--- EXERCISE DESCRIPTION ---
Where a line contains the word "image", copy that line in full.

───── RECORD EXTRACTS ─────

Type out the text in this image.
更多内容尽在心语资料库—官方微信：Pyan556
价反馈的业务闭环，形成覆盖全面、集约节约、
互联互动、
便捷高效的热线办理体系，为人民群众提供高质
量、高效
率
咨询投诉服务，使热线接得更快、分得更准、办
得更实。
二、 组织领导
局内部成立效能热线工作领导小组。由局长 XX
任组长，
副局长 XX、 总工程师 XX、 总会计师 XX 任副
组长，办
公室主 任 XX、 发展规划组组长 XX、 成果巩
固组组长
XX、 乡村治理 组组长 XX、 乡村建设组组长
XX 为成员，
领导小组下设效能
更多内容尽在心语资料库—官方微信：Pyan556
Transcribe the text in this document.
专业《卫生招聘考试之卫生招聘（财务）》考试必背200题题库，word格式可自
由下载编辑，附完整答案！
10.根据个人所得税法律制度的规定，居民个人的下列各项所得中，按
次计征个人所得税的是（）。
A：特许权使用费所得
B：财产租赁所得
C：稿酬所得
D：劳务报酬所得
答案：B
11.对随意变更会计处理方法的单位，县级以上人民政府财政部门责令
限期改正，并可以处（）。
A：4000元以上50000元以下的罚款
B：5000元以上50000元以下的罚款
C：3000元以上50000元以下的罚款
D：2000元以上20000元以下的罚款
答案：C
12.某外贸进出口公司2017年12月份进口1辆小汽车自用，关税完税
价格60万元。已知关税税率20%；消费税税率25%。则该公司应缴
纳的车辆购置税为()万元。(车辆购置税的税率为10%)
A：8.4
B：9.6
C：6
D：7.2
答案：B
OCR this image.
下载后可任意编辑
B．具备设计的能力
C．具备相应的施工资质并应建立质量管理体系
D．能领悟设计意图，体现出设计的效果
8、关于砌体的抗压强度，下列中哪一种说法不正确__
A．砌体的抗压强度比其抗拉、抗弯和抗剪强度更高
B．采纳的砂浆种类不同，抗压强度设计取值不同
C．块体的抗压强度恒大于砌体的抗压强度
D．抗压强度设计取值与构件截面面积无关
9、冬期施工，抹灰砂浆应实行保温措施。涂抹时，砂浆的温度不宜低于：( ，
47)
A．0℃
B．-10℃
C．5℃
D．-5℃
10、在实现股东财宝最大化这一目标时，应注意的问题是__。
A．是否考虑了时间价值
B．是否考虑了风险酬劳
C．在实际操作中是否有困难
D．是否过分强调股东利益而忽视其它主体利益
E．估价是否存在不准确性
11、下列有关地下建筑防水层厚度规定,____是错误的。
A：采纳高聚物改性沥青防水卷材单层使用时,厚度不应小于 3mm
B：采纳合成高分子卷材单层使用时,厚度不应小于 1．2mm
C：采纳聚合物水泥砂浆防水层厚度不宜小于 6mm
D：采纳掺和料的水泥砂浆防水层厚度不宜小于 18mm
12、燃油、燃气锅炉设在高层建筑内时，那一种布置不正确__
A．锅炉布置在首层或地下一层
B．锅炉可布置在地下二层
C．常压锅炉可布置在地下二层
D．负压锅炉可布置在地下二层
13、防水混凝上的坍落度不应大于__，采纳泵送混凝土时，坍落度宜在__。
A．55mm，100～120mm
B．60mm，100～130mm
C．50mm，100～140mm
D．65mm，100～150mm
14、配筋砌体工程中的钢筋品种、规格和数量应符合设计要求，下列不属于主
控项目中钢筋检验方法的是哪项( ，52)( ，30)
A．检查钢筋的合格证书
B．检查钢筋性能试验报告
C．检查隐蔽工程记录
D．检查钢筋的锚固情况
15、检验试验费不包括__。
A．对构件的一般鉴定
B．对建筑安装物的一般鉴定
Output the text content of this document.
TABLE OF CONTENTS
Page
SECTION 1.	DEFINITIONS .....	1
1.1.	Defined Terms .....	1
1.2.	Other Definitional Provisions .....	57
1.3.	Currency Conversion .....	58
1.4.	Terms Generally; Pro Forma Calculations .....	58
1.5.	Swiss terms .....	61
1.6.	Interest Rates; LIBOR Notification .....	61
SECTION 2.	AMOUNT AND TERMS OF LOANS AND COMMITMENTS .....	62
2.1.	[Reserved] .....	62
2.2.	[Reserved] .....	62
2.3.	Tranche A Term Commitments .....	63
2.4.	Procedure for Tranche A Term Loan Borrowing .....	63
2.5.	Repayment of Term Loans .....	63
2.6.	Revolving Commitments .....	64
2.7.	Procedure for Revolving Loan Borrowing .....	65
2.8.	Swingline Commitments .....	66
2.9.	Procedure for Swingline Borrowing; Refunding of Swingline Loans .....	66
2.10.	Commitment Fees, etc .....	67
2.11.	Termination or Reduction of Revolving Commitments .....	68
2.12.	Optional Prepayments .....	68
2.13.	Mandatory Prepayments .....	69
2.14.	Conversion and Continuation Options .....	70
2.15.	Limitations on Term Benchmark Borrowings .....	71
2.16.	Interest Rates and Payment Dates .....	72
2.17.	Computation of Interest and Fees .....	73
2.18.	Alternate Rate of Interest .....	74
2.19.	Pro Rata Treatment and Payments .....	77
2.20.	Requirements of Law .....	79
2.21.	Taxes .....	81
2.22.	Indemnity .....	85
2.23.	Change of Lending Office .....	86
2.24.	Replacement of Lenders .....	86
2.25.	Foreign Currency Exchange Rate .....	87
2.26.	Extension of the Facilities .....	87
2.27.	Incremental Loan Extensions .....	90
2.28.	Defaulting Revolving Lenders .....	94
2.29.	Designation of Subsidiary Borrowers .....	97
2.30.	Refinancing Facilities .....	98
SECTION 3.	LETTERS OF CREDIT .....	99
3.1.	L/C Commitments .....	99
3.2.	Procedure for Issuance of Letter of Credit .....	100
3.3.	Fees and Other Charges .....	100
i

─────

--- ANSWER FOR THIS EXERCISE ---
Type out the text in this image.
OCR this image.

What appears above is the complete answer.